** START Material for the task **

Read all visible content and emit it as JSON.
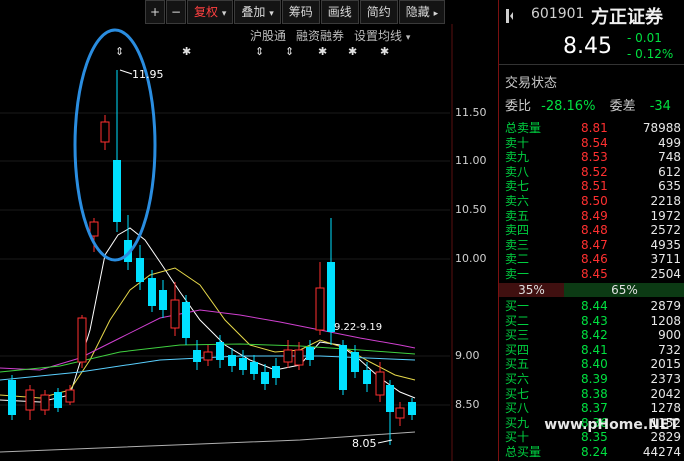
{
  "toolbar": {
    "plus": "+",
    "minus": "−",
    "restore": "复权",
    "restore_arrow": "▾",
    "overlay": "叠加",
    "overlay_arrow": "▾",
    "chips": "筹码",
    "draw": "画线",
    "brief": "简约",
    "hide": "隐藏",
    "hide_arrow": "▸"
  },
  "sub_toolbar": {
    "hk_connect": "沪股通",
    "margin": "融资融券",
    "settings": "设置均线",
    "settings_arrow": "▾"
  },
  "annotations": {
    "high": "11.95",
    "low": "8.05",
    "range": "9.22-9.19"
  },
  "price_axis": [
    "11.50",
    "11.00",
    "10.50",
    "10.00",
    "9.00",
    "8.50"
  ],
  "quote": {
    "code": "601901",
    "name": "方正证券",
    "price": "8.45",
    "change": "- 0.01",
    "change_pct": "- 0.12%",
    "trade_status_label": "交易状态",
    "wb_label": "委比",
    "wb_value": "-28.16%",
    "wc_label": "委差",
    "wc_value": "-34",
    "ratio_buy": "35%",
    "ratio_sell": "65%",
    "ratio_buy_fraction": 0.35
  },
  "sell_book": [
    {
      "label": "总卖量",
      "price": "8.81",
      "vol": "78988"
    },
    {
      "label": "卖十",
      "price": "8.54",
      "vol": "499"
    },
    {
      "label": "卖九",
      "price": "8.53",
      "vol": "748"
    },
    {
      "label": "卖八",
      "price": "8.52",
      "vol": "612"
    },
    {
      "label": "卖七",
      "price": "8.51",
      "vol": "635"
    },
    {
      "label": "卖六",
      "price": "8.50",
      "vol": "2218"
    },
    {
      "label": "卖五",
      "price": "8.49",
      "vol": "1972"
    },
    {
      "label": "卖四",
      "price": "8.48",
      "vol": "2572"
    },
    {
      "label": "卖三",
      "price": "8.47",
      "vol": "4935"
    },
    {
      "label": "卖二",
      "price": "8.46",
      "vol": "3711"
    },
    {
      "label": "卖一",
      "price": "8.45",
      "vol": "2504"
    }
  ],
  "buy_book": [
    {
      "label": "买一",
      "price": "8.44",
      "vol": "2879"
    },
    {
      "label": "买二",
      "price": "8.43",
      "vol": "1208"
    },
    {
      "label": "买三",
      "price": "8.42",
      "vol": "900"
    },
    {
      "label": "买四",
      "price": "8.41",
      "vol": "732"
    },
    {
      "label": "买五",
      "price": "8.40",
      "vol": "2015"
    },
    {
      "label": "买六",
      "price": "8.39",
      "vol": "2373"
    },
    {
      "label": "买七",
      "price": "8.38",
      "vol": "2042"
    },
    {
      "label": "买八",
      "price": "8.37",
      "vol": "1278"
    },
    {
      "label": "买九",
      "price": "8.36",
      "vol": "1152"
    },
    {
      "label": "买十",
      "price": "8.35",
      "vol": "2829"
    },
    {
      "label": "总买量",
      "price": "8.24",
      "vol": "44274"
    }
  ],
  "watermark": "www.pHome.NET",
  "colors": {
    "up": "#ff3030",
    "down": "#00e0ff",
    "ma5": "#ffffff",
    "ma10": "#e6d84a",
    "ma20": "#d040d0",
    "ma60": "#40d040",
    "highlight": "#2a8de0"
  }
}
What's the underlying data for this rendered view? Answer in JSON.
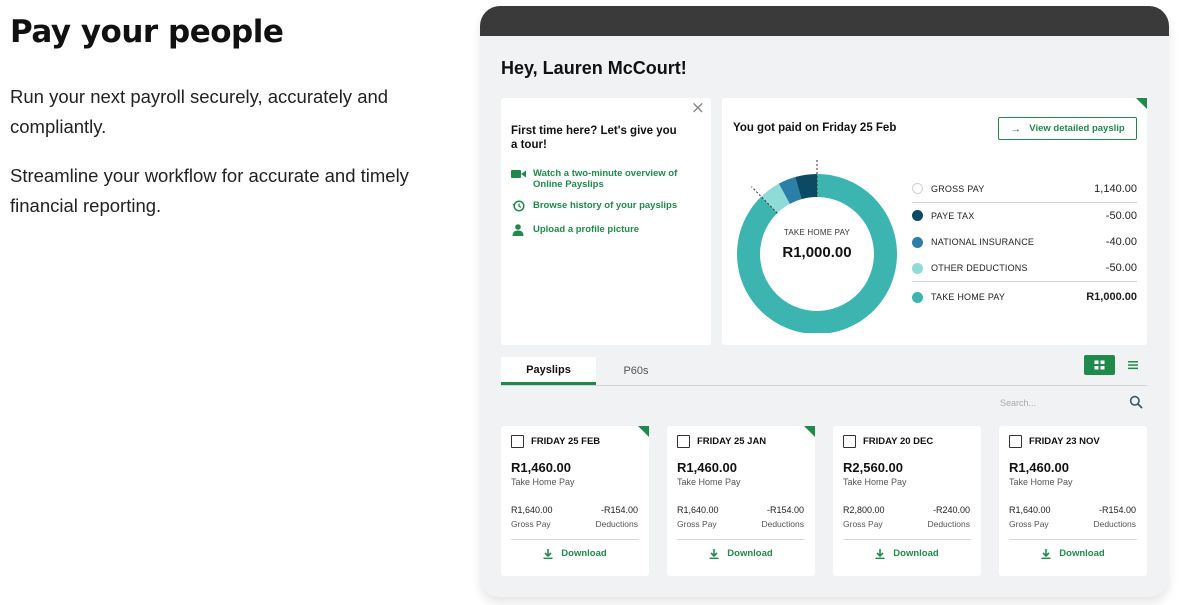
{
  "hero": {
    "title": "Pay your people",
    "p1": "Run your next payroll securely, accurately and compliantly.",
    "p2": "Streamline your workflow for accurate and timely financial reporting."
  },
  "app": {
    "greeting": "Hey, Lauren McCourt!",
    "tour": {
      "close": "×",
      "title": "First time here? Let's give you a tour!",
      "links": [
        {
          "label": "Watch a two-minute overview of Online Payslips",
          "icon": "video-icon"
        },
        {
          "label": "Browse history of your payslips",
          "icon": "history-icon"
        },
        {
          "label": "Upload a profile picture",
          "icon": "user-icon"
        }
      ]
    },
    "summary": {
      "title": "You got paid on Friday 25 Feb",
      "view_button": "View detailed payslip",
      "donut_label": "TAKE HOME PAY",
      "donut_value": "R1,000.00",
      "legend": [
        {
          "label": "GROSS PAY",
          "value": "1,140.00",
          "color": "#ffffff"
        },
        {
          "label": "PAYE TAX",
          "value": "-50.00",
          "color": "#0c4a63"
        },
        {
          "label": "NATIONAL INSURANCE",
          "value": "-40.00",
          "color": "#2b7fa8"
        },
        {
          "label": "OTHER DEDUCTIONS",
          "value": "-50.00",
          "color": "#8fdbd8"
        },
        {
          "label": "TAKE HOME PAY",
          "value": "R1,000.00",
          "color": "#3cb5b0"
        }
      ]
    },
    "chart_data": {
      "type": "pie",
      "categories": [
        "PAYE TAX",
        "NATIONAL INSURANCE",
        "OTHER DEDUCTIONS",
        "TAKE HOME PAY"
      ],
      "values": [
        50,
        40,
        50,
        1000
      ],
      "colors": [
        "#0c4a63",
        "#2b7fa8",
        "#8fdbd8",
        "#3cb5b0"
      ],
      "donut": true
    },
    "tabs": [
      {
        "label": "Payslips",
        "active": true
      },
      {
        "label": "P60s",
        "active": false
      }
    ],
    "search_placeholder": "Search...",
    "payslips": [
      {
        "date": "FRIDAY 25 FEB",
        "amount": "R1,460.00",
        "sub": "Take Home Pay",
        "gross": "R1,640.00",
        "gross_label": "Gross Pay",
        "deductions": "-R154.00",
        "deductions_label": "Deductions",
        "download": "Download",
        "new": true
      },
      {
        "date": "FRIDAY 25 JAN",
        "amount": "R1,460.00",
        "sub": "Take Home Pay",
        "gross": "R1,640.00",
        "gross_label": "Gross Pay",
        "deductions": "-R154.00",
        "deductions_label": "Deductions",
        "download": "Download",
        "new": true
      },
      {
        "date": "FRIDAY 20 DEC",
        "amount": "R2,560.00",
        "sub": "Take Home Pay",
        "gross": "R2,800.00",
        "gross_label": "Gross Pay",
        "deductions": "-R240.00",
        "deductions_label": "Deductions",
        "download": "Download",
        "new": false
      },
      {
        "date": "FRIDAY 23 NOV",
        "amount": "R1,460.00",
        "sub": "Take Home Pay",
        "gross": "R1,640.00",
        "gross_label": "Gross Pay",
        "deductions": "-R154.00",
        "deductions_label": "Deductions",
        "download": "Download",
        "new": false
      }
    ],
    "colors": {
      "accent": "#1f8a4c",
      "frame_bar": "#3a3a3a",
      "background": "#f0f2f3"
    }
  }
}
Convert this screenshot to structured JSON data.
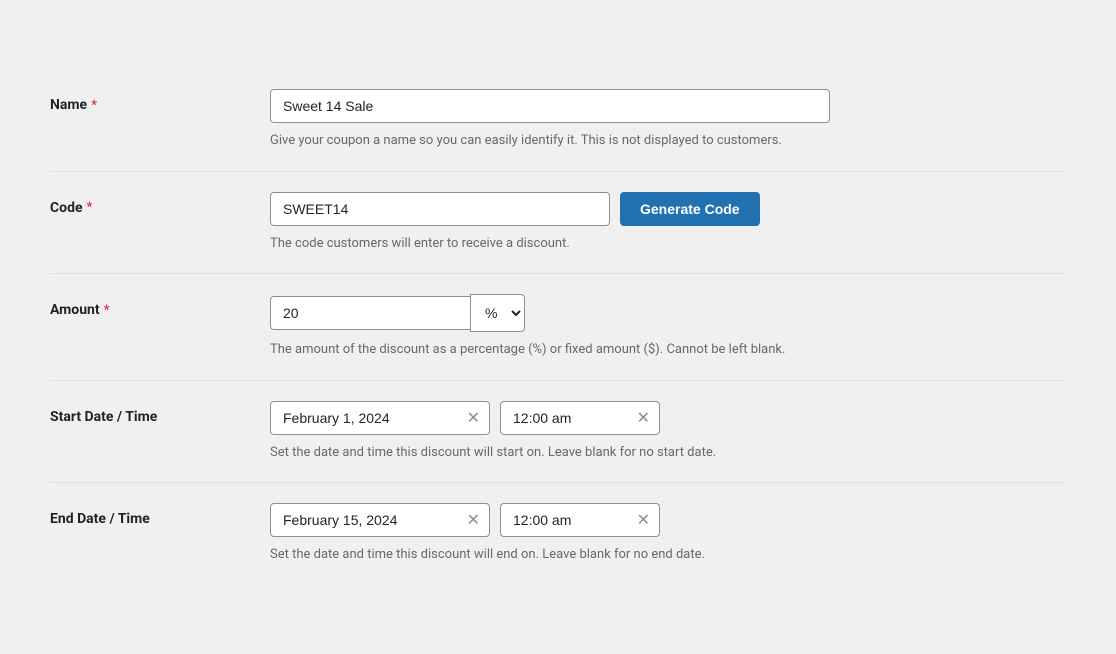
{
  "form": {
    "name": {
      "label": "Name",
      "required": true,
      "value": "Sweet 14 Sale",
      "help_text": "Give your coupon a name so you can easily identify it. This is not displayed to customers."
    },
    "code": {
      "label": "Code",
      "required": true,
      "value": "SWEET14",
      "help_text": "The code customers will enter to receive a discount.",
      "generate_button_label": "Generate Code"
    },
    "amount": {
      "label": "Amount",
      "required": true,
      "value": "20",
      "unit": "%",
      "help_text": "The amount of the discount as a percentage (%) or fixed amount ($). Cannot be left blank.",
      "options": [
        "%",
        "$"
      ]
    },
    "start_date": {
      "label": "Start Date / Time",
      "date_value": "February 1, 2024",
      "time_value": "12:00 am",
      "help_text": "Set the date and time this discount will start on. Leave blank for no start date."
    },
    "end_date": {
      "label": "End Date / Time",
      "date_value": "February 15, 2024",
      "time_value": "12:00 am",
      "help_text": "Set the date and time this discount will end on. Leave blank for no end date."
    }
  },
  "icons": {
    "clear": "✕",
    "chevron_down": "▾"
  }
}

** END Material for the task **

**Required task**.
Each entry gets copied exactly; the pictures stay out.

**Exercise output**.
Read all visible content and emit it as JSON.
{
  "toolbar": {
    "plus": "+",
    "minus": "−",
    "restore": "复权",
    "restore_arrow": "▾",
    "overlay": "叠加",
    "overlay_arrow": "▾",
    "chips": "筹码",
    "draw": "画线",
    "brief": "简约",
    "hide": "隐藏",
    "hide_arrow": "▸"
  },
  "sub_toolbar": {
    "hk_connect": "沪股通",
    "margin": "融资融券",
    "settings": "设置均线",
    "settings_arrow": "▾"
  },
  "annotations": {
    "high": "11.95",
    "low": "8.05",
    "range": "9.22-9.19"
  },
  "price_axis": [
    "11.50",
    "11.00",
    "10.50",
    "10.00",
    "9.00",
    "8.50"
  ],
  "quote": {
    "code": "601901",
    "name": "方正证券",
    "price": "8.45",
    "change": "- 0.01",
    "change_pct": "- 0.12%",
    "trade_status_label": "交易状态",
    "wb_label": "委比",
    "wb_value": "-28.16%",
    "wc_label": "委差",
    "wc_value": "-34",
    "ratio_buy": "35%",
    "ratio_sell": "65%",
    "ratio_buy_fraction": 0.35
  },
  "sell_book": [
    {
      "label": "总卖量",
      "price": "8.81",
      "vol": "78988"
    },
    {
      "label": "卖十",
      "price": "8.54",
      "vol": "499"
    },
    {
      "label": "卖九",
      "price": "8.53",
      "vol": "748"
    },
    {
      "label": "卖八",
      "price": "8.52",
      "vol": "612"
    },
    {
      "label": "卖七",
      "price": "8.51",
      "vol": "635"
    },
    {
      "label": "卖六",
      "price": "8.50",
      "vol": "2218"
    },
    {
      "label": "卖五",
      "price": "8.49",
      "vol": "1972"
    },
    {
      "label": "卖四",
      "price": "8.48",
      "vol": "2572"
    },
    {
      "label": "卖三",
      "price": "8.47",
      "vol": "4935"
    },
    {
      "label": "卖二",
      "price": "8.46",
      "vol": "3711"
    },
    {
      "label": "卖一",
      "price": "8.45",
      "vol": "2504"
    }
  ],
  "buy_book": [
    {
      "label": "买一",
      "price": "8.44",
      "vol": "2879"
    },
    {
      "label": "买二",
      "price": "8.43",
      "vol": "1208"
    },
    {
      "label": "买三",
      "price": "8.42",
      "vol": "900"
    },
    {
      "label": "买四",
      "price": "8.41",
      "vol": "732"
    },
    {
      "label": "买五",
      "price": "8.40",
      "vol": "2015"
    },
    {
      "label": "买六",
      "price": "8.39",
      "vol": "2373"
    },
    {
      "label": "买七",
      "price": "8.38",
      "vol": "2042"
    },
    {
      "label": "买八",
      "price": "8.37",
      "vol": "1278"
    },
    {
      "label": "买九",
      "price": "8.36",
      "vol": "1152"
    },
    {
      "label": "买十",
      "price": "8.35",
      "vol": "2829"
    },
    {
      "label": "总买量",
      "price": "8.24",
      "vol": "44274"
    }
  ],
  "watermark": "www.pHome.NET",
  "colors": {
    "up": "#ff3030",
    "down": "#00e0ff",
    "ma5": "#ffffff",
    "ma10": "#e6d84a",
    "ma20": "#d040d0",
    "ma60": "#40d040",
    "highlight": "#2a8de0"
  }
}
What's the underlying data for this rendered view? Answer in JSON.
{
  "hero": {
    "title": "Pay your people",
    "p1": "Run your next payroll securely, accurately and compliantly.",
    "p2": "Streamline your workflow for accurate and timely financial reporting."
  },
  "app": {
    "greeting": "Hey, Lauren McCourt!",
    "tour": {
      "close": "×",
      "title": "First time here? Let's give you a tour!",
      "links": [
        {
          "label": "Watch a two-minute overview of Online Payslips",
          "icon": "video-icon"
        },
        {
          "label": "Browse history of your payslips",
          "icon": "history-icon"
        },
        {
          "label": "Upload a profile picture",
          "icon": "user-icon"
        }
      ]
    },
    "summary": {
      "title": "You got paid on Friday 25 Feb",
      "view_button": "View detailed payslip",
      "donut_label": "TAKE HOME PAY",
      "donut_value": "R1,000.00",
      "legend": [
        {
          "label": "GROSS PAY",
          "value": "1,140.00",
          "color": "#ffffff"
        },
        {
          "label": "PAYE TAX",
          "value": "-50.00",
          "color": "#0c4a63"
        },
        {
          "label": "NATIONAL INSURANCE",
          "value": "-40.00",
          "color": "#2b7fa8"
        },
        {
          "label": "OTHER DEDUCTIONS",
          "value": "-50.00",
          "color": "#8fdbd8"
        },
        {
          "label": "TAKE HOME PAY",
          "value": "R1,000.00",
          "color": "#3cb5b0"
        }
      ]
    },
    "chart_data": {
      "type": "pie",
      "categories": [
        "PAYE TAX",
        "NATIONAL INSURANCE",
        "OTHER DEDUCTIONS",
        "TAKE HOME PAY"
      ],
      "values": [
        50,
        40,
        50,
        1000
      ],
      "colors": [
        "#0c4a63",
        "#2b7fa8",
        "#8fdbd8",
        "#3cb5b0"
      ],
      "donut": true
    },
    "tabs": [
      {
        "label": "Payslips",
        "active": true
      },
      {
        "label": "P60s",
        "active": false
      }
    ],
    "search_placeholder": "Search...",
    "payslips": [
      {
        "date": "FRIDAY 25 FEB",
        "amount": "R1,460.00",
        "sub": "Take Home Pay",
        "gross": "R1,640.00",
        "gross_label": "Gross Pay",
        "deductions": "-R154.00",
        "deductions_label": "Deductions",
        "download": "Download",
        "new": true
      },
      {
        "date": "FRIDAY 25 JAN",
        "amount": "R1,460.00",
        "sub": "Take Home Pay",
        "gross": "R1,640.00",
        "gross_label": "Gross Pay",
        "deductions": "-R154.00",
        "deductions_label": "Deductions",
        "download": "Download",
        "new": true
      },
      {
        "date": "FRIDAY 20 DEC",
        "amount": "R2,560.00",
        "sub": "Take Home Pay",
        "gross": "R2,800.00",
        "gross_label": "Gross Pay",
        "deductions": "-R240.00",
        "deductions_label": "Deductions",
        "download": "Download",
        "new": false
      },
      {
        "date": "FRIDAY 23 NOV",
        "amount": "R1,460.00",
        "sub": "Take Home Pay",
        "gross": "R1,640.00",
        "gross_label": "Gross Pay",
        "deductions": "-R154.00",
        "deductions_label": "Deductions",
        "download": "Download",
        "new": false
      }
    ],
    "colors": {
      "accent": "#1f8a4c",
      "frame_bar": "#3a3a3a",
      "background": "#f0f2f3"
    }
  }
}
Convert this screenshot to structured JSON data.
{
  "form": {
    "name": {
      "label": "Name",
      "required": true,
      "value": "Sweet 14 Sale",
      "help_text": "Give your coupon a name so you can easily identify it. This is not displayed to customers."
    },
    "code": {
      "label": "Code",
      "required": true,
      "value": "SWEET14",
      "help_text": "The code customers will enter to receive a discount.",
      "generate_button_label": "Generate Code"
    },
    "amount": {
      "label": "Amount",
      "required": true,
      "value": "20",
      "unit": "%",
      "help_text": "The amount of the discount as a percentage (%) or fixed amount ($). Cannot be left blank.",
      "options": [
        "%",
        "$"
      ]
    },
    "start_date": {
      "label": "Start Date / Time",
      "date_value": "February 1, 2024",
      "time_value": "12:00 am",
      "help_text": "Set the date and time this discount will start on. Leave blank for no start date."
    },
    "end_date": {
      "label": "End Date / Time",
      "date_value": "February 15, 2024",
      "time_value": "12:00 am",
      "help_text": "Set the date and time this discount will end on. Leave blank for no end date."
    }
  },
  "icons": {
    "clear": "✕",
    "chevron_down": "▾"
  }
}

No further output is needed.